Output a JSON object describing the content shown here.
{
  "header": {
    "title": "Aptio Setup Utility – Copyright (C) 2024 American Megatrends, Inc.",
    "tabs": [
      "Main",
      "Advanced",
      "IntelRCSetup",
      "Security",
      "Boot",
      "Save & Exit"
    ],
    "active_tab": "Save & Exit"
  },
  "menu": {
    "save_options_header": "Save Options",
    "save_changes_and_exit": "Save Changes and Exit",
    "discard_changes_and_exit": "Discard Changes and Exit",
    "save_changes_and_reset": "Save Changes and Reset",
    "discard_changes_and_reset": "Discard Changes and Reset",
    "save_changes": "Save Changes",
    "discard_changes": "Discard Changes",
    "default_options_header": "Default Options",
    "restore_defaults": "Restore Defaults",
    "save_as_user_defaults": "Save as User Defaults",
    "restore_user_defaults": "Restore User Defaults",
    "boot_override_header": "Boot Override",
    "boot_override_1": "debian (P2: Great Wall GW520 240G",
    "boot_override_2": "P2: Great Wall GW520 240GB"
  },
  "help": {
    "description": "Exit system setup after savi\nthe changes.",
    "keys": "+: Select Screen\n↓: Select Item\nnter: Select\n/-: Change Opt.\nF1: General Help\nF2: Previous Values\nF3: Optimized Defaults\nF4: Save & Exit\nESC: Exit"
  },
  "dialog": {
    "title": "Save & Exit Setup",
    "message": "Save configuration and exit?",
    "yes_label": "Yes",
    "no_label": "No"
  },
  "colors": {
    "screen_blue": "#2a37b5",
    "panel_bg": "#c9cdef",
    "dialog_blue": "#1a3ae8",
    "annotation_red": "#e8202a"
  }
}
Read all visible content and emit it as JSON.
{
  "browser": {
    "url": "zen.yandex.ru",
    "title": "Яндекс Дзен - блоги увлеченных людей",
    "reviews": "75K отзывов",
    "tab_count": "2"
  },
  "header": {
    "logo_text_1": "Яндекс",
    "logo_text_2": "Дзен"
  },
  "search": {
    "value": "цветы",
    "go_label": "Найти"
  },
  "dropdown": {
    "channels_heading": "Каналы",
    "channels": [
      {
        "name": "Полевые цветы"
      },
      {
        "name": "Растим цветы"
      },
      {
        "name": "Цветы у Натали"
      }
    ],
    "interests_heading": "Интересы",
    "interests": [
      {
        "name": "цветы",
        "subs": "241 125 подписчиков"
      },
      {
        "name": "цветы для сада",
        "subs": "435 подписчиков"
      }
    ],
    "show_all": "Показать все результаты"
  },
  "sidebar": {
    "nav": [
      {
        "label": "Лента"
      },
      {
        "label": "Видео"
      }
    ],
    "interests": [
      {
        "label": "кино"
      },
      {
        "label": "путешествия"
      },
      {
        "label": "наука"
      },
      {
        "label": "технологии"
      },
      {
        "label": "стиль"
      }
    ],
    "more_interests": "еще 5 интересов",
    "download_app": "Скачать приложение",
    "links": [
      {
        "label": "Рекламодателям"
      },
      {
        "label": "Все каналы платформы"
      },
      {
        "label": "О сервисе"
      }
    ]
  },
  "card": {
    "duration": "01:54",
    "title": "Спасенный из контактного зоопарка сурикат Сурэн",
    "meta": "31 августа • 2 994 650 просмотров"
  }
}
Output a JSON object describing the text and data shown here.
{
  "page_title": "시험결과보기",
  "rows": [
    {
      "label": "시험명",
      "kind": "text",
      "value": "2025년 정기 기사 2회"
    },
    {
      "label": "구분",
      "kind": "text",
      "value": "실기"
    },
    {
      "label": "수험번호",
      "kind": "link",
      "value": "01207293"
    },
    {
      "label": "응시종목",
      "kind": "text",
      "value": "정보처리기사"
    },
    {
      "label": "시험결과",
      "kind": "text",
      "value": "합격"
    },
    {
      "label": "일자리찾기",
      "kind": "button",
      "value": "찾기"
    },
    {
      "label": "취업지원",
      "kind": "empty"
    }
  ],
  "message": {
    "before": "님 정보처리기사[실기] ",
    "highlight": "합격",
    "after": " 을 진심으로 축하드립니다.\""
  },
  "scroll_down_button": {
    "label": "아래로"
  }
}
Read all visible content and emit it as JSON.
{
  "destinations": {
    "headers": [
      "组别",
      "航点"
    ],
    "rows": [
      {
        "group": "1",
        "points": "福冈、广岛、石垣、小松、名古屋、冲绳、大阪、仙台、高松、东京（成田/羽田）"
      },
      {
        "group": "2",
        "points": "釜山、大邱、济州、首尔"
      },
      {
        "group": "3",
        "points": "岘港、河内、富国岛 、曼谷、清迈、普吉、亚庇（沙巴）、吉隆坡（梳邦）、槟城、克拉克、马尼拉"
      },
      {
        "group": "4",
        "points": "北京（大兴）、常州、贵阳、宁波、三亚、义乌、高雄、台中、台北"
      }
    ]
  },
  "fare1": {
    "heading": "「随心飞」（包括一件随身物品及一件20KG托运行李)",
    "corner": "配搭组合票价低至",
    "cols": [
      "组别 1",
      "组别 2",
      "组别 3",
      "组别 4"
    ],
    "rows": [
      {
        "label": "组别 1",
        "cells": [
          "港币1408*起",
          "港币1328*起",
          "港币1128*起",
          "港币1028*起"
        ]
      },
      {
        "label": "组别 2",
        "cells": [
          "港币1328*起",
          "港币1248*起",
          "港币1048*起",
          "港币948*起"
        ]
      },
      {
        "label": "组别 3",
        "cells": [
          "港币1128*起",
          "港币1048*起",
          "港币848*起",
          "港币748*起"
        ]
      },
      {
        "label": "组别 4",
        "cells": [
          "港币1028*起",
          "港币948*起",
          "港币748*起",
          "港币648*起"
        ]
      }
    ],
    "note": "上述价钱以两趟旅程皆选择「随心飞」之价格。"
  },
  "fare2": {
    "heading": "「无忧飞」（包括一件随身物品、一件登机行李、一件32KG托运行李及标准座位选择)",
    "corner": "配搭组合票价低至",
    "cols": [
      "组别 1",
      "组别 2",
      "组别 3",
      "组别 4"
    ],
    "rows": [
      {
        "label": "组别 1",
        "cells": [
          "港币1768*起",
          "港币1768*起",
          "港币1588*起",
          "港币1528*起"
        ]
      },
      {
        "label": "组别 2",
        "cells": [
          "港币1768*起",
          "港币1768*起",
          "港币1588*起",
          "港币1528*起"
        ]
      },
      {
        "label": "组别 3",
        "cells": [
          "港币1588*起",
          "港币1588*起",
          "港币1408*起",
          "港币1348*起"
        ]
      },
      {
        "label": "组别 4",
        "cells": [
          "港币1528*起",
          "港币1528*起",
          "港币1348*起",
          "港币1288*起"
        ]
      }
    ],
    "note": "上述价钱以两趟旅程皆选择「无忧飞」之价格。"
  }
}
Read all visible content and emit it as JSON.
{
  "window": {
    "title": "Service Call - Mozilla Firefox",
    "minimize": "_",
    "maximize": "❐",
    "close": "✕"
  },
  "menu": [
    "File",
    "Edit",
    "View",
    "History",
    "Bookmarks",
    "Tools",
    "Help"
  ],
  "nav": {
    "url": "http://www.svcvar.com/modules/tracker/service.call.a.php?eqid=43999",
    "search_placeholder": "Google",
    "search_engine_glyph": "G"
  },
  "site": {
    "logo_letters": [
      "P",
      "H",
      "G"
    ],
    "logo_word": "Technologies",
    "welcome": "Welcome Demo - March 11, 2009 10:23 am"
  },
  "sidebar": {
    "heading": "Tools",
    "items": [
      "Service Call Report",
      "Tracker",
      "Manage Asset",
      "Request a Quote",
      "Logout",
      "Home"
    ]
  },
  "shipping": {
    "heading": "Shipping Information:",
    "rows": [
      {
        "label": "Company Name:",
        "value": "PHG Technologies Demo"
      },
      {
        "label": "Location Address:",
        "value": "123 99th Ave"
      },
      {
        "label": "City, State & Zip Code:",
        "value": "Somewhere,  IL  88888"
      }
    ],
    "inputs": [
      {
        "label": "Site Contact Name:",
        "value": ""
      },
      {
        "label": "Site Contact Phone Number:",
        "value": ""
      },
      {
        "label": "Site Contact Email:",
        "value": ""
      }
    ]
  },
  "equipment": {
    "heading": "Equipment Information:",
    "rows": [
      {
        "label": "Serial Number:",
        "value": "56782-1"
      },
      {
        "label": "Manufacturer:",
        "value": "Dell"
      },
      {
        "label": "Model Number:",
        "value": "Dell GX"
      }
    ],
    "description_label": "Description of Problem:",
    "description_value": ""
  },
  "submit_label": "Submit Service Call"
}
•••••
WHAT NEEDS TO BE DONE :: Check all the records above and select each line where the string "Restore" is found.

SOLUTION ::
    "restore_defaults": "Restore Defaults",
    "restore_user_defaults": "Restore User Defaults",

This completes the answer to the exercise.